YOUR INSTRUCTIONS | Here are some records; copy every line that holds the word "page".

──────── DATA PROVIDED ────────

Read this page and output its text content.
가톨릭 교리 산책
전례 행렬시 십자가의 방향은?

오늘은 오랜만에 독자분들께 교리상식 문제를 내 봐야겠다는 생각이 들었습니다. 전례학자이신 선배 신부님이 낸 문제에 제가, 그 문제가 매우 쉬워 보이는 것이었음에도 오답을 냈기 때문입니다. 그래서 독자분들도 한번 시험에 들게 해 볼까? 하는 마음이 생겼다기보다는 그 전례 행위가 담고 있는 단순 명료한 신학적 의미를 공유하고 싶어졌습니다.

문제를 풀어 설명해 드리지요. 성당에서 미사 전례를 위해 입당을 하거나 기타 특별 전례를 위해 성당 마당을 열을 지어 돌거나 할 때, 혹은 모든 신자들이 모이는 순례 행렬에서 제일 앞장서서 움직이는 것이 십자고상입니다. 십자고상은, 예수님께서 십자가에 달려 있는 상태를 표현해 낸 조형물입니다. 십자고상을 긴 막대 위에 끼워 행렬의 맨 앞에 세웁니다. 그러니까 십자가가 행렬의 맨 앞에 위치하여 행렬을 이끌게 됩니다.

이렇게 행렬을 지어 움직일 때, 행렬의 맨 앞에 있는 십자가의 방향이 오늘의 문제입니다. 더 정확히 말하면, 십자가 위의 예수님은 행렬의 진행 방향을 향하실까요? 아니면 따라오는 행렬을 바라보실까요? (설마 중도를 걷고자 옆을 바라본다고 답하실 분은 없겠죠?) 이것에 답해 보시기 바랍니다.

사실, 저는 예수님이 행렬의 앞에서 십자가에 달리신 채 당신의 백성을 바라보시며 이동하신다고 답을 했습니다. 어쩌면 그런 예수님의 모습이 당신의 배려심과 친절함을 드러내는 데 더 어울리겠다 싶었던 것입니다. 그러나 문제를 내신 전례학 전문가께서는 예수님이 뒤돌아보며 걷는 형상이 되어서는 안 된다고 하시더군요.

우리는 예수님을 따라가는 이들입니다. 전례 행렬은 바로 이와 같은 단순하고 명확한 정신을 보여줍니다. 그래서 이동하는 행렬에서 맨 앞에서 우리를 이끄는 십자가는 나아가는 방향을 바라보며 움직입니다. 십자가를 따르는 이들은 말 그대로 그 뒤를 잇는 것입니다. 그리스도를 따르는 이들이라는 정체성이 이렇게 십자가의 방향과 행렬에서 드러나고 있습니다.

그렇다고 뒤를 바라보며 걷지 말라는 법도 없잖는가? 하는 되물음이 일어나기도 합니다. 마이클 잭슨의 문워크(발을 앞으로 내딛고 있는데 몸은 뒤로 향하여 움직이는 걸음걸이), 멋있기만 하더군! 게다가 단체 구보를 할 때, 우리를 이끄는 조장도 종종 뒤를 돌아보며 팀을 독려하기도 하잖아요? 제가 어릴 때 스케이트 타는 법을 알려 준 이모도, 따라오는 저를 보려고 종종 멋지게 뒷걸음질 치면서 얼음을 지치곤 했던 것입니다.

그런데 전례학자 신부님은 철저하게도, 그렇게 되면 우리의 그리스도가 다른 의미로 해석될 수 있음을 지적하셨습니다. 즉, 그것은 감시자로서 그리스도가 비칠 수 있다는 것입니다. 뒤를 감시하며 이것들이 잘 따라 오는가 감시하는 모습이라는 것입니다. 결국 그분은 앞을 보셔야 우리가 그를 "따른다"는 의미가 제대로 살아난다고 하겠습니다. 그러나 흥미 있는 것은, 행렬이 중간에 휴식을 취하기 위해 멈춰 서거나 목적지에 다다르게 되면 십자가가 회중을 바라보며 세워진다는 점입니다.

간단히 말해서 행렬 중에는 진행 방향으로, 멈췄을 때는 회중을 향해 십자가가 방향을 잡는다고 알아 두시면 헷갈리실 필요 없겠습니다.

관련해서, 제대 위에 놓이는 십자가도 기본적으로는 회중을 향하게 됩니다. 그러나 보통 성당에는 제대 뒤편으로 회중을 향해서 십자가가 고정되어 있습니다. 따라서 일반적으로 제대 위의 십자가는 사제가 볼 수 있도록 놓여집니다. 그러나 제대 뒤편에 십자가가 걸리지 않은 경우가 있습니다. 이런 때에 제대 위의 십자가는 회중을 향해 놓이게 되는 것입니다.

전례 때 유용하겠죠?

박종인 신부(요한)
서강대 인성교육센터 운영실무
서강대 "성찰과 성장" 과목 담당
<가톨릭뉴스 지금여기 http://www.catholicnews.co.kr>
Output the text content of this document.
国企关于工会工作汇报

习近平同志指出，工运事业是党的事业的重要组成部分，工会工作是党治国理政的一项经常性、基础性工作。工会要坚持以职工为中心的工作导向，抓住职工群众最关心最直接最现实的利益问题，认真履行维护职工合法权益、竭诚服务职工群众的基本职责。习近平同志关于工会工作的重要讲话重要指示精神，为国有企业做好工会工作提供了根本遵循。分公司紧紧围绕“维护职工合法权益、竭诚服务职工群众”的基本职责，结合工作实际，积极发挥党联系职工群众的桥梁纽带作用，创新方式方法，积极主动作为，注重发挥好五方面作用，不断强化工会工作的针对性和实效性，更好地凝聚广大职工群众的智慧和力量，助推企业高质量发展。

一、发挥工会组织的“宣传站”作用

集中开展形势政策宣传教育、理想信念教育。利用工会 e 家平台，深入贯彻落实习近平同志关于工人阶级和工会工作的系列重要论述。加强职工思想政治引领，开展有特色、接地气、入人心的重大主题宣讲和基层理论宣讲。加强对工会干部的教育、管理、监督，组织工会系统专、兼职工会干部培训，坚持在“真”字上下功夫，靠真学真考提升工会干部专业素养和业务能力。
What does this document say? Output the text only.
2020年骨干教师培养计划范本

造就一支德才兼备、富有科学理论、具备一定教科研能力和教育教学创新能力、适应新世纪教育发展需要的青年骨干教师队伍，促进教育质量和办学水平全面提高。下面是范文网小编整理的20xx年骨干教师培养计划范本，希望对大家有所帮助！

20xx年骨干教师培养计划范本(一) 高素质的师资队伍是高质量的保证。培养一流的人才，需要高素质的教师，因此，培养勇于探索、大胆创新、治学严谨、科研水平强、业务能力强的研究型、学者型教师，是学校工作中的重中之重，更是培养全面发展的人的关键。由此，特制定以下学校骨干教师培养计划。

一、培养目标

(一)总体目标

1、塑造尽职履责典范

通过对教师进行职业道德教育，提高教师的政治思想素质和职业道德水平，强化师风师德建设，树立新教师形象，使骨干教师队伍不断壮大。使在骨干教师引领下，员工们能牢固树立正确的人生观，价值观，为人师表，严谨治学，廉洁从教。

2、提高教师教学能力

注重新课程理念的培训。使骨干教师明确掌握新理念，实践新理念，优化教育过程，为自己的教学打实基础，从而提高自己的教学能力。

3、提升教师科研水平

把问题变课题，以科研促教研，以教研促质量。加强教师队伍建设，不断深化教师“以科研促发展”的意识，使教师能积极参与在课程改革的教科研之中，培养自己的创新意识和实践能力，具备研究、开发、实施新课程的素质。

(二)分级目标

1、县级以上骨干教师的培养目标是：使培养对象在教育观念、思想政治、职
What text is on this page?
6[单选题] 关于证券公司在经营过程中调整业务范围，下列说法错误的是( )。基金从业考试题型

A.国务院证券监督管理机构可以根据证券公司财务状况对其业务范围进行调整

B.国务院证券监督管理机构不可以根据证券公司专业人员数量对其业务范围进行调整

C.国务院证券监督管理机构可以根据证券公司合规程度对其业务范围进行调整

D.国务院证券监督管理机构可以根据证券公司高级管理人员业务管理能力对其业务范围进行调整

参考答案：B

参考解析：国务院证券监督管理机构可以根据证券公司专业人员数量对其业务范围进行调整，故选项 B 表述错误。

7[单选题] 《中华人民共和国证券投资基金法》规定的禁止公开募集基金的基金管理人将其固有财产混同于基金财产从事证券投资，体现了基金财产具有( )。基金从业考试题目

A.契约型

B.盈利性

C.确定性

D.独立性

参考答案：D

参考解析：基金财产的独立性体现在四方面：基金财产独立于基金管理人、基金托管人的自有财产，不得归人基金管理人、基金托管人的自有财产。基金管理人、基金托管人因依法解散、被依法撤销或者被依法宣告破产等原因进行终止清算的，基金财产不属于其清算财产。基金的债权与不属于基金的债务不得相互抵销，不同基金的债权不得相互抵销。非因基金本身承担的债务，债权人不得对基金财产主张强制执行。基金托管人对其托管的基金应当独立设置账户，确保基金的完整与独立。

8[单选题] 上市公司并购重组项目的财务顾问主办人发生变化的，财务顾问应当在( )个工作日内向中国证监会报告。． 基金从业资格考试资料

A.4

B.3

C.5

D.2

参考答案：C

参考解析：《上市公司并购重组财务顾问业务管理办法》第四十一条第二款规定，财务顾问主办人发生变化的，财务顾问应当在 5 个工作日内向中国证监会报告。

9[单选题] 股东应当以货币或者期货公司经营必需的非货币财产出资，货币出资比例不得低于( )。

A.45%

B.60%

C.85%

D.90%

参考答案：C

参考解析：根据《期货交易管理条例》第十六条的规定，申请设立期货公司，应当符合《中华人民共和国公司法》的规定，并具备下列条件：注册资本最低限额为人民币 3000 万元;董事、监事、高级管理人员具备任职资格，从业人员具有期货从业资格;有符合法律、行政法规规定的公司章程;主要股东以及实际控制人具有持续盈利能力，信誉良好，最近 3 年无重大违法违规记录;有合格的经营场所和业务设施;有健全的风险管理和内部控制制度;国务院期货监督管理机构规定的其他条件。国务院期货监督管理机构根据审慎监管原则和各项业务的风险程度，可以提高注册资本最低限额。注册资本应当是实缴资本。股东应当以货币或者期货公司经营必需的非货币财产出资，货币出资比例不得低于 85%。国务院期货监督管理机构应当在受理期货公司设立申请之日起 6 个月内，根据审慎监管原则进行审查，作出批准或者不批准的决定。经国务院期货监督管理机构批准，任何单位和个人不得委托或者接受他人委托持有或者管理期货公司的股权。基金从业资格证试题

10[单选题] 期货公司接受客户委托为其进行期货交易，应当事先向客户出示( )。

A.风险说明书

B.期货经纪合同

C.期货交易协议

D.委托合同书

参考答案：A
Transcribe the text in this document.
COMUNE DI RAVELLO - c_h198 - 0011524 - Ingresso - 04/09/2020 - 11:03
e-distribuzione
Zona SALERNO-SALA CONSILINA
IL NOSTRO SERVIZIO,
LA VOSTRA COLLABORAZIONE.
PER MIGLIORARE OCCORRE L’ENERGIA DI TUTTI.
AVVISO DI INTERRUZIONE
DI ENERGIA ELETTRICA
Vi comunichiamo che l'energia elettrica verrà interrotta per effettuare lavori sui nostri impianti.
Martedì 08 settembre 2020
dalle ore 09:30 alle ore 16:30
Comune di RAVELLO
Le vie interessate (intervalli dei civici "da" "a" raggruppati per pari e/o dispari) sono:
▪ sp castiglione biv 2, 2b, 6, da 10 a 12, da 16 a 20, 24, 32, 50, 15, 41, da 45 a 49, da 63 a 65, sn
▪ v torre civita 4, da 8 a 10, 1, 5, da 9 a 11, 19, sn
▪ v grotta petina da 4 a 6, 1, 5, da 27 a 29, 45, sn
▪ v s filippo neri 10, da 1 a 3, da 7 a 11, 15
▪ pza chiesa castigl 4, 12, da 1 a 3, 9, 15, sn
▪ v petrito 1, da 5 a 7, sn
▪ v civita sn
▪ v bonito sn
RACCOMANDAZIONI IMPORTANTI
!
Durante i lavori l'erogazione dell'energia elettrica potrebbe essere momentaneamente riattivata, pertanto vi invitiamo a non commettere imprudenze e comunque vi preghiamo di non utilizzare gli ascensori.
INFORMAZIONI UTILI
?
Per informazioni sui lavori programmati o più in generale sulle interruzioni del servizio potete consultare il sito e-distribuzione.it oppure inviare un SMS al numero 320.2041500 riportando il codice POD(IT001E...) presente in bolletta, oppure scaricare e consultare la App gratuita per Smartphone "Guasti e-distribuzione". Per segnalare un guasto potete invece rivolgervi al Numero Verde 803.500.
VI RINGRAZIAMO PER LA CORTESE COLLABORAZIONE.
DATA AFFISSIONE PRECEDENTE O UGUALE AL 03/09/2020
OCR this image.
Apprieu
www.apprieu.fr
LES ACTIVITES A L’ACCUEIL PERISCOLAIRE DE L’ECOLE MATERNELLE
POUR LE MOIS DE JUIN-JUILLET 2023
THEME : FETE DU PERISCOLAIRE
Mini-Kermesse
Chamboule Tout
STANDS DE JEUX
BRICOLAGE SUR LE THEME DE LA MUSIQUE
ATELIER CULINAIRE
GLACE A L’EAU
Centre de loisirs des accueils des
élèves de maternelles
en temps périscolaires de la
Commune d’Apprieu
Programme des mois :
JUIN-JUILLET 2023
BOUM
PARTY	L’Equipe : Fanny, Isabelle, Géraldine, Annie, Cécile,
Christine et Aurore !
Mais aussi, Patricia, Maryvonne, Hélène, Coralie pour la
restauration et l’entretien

────────

RESPONSE TO THE EXERCISE |
Read this page and output its text content.
What text is on this page?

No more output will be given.